* Your task *
Search the material for the string "atención" and copy each line where it occurs.

* Records shown *
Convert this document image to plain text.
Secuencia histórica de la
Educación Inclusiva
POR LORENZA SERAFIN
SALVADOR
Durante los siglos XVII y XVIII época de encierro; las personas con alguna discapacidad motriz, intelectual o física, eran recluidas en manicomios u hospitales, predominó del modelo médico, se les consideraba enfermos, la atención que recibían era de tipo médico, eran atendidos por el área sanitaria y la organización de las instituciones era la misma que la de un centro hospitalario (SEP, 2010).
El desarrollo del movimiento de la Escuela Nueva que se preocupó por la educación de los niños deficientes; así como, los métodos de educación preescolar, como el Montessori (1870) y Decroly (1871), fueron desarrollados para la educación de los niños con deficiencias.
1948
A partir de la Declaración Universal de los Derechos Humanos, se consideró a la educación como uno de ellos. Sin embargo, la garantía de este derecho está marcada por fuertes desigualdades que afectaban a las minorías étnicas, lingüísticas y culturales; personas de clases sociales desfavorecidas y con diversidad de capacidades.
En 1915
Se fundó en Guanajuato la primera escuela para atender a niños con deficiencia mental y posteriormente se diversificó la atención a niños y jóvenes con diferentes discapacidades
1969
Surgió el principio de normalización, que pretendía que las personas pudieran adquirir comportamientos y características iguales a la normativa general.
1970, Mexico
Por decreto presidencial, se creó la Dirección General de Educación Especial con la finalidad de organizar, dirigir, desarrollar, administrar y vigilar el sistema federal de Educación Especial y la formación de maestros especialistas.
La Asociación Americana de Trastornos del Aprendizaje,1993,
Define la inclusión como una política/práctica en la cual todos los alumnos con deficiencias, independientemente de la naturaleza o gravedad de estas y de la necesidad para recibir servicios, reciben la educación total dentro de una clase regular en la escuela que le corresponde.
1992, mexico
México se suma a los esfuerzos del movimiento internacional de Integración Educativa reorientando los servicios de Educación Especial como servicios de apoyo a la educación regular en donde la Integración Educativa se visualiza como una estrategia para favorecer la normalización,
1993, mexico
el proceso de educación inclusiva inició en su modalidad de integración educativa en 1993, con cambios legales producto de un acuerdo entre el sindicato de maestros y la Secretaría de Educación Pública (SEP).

* Output for this task *
Durante los siglos XVII y XVIII época de encierro; las personas con alguna discapacidad motriz, intelectual o física, eran recluidas en manicomios u hospitales, predominó del modelo médico, se les consideraba enfermos, la atención que recibían era de tipo médico, eran atendidos por el área sanitaria y la organización de las instituciones era la misma que la de un centro hospitalario (SEP, 2010).
Se fundó en Guanajuato la primera escuela para atender a niños con deficiencia mental y posteriormente se diversificó la atención a niños y jóvenes con diferentes discapacidades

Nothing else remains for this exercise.